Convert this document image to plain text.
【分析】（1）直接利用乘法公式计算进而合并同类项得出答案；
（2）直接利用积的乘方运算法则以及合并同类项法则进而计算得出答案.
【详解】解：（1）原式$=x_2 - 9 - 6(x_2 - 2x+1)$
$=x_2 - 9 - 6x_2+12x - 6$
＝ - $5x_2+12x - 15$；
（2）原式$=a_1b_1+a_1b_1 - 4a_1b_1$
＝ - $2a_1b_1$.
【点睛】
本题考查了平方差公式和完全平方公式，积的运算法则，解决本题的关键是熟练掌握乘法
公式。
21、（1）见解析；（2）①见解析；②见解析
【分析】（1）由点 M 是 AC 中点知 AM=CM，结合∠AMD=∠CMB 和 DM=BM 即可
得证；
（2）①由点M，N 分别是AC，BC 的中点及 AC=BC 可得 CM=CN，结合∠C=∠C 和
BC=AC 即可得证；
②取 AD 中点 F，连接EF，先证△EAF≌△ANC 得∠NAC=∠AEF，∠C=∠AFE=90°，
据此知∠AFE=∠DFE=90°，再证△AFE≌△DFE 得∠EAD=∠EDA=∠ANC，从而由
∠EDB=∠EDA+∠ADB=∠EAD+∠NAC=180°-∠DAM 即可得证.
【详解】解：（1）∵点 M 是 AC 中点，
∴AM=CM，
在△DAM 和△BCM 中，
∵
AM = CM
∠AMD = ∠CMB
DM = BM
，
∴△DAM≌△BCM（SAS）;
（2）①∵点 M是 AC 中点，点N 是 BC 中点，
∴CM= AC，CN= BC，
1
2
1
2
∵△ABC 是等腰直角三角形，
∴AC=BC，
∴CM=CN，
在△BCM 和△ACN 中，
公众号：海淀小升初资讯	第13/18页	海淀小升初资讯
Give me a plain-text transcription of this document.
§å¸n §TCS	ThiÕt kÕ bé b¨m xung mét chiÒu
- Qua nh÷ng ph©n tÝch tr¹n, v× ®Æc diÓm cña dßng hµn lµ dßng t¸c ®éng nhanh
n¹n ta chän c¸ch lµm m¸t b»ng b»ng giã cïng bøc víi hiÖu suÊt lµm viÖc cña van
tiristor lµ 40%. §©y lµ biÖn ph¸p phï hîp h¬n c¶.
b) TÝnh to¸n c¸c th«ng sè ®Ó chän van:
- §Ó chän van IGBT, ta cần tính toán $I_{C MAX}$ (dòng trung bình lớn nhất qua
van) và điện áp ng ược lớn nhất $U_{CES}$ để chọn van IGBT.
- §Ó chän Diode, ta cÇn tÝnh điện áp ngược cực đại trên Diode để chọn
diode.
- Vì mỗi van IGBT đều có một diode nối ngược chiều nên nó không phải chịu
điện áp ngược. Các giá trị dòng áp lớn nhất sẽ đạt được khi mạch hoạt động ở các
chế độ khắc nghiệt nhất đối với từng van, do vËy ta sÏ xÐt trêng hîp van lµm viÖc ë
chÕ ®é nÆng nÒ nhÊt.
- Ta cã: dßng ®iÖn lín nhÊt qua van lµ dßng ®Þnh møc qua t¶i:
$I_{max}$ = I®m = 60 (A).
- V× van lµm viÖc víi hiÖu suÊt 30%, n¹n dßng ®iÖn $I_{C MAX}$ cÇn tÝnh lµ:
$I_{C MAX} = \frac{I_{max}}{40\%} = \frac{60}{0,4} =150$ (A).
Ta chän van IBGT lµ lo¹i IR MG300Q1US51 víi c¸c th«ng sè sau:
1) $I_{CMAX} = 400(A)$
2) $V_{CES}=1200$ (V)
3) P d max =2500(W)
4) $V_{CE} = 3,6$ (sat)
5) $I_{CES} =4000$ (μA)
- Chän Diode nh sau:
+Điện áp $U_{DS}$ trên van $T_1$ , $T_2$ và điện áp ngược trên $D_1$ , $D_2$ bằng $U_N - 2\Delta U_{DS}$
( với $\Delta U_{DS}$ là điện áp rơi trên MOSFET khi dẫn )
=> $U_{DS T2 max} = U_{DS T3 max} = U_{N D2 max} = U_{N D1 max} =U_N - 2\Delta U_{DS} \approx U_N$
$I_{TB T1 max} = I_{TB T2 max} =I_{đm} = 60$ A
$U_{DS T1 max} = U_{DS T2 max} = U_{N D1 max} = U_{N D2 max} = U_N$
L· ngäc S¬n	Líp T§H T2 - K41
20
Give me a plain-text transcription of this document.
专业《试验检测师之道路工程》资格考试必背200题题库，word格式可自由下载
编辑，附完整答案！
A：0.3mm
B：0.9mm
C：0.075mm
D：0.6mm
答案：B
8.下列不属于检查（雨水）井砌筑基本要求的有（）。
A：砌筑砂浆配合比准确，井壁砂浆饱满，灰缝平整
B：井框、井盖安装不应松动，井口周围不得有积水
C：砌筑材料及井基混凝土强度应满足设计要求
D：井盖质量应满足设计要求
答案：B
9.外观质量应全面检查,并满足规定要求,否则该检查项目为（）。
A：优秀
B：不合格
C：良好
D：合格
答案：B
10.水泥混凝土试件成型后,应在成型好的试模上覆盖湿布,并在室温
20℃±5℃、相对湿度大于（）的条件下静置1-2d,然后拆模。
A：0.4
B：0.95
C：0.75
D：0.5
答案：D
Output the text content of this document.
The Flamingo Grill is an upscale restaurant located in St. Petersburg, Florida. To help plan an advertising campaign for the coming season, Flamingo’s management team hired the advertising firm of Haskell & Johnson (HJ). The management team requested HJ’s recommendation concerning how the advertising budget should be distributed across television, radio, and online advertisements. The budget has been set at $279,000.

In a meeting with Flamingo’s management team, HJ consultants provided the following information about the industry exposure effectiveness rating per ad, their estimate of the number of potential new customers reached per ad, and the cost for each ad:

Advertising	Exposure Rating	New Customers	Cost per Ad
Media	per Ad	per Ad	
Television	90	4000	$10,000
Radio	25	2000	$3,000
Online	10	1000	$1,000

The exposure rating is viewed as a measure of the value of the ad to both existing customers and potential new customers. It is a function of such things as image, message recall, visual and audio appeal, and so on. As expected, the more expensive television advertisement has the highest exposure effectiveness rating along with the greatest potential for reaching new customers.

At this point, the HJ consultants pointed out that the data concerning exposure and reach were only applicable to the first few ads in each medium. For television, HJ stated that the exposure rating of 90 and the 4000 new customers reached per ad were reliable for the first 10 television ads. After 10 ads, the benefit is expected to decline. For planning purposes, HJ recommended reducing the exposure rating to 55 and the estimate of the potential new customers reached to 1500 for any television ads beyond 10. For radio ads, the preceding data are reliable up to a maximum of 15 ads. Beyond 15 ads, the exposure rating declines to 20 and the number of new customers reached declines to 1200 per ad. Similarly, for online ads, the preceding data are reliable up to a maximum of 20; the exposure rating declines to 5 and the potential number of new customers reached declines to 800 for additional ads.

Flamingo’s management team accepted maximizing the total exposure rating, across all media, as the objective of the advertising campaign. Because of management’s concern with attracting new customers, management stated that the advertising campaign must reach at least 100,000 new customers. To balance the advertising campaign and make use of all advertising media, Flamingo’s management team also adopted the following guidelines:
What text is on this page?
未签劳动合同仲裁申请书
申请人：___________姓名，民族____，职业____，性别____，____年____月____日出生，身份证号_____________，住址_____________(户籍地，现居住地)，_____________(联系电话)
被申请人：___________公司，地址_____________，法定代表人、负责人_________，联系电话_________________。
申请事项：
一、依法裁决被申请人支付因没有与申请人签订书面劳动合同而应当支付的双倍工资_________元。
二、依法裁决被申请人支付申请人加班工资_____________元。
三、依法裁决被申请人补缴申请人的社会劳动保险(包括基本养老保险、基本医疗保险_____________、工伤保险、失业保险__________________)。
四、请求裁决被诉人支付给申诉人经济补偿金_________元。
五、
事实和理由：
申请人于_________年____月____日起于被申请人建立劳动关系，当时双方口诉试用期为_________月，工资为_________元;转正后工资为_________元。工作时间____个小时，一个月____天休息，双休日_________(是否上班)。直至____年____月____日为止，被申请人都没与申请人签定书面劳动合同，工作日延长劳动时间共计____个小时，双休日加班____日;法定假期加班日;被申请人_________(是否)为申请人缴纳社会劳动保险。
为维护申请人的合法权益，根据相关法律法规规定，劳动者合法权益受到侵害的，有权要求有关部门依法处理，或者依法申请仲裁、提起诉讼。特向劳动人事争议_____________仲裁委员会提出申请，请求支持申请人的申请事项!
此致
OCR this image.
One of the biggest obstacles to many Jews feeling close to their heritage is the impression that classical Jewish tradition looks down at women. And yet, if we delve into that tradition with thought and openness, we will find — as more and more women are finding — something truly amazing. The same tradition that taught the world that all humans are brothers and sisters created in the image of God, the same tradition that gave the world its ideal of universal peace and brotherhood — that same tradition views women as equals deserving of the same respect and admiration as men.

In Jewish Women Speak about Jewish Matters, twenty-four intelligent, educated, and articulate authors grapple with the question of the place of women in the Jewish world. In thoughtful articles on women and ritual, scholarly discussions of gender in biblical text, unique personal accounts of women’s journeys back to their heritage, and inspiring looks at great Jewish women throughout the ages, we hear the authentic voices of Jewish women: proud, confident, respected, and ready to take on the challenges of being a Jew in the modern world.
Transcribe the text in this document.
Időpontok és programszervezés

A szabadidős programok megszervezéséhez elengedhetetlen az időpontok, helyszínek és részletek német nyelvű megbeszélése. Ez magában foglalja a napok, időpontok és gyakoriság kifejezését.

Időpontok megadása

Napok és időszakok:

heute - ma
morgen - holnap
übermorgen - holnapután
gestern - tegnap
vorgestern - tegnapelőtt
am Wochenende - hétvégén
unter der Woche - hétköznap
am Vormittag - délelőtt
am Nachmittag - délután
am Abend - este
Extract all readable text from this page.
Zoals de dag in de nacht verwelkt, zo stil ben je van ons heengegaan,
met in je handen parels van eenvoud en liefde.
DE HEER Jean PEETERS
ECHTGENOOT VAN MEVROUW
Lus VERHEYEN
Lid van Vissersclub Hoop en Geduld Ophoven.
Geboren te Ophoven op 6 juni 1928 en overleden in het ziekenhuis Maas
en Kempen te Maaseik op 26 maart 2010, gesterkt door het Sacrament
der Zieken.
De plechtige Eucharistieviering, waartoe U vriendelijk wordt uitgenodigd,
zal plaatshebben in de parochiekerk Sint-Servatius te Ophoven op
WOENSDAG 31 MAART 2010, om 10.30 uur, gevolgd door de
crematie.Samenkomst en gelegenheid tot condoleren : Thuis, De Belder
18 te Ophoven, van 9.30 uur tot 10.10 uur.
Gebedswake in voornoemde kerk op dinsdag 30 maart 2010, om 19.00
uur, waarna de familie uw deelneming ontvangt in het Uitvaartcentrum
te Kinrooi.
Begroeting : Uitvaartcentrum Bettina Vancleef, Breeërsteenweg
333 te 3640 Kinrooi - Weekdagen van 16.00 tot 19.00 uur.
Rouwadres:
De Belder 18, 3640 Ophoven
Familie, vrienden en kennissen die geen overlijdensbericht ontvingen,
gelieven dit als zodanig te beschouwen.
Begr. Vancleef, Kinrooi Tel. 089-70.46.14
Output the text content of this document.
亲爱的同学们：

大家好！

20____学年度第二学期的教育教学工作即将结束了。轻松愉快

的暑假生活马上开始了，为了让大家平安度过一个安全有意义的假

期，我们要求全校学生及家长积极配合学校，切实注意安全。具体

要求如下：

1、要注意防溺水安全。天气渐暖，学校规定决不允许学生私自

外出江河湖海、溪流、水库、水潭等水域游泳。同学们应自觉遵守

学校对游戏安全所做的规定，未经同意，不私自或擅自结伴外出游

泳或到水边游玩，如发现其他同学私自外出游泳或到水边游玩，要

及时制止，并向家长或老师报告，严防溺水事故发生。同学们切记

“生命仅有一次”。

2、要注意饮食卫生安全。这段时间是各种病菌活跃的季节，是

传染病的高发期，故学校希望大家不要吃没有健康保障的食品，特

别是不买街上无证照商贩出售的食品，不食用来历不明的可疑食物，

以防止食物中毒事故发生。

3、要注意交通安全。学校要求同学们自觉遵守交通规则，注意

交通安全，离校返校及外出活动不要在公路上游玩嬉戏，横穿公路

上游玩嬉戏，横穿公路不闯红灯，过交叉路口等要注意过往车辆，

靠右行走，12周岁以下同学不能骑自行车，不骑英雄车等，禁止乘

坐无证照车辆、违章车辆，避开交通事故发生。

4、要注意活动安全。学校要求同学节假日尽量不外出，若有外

....

* [Set problem]: Which lines hold the string "Kinrooi"? List them all.

* [The answer]:
te Kinrooi.
333 te 3640 Kinrooi - Weekdagen van 16.00 tot 19.00 uur.
Begr. Vancleef, Kinrooi Tel. 089-70.46.14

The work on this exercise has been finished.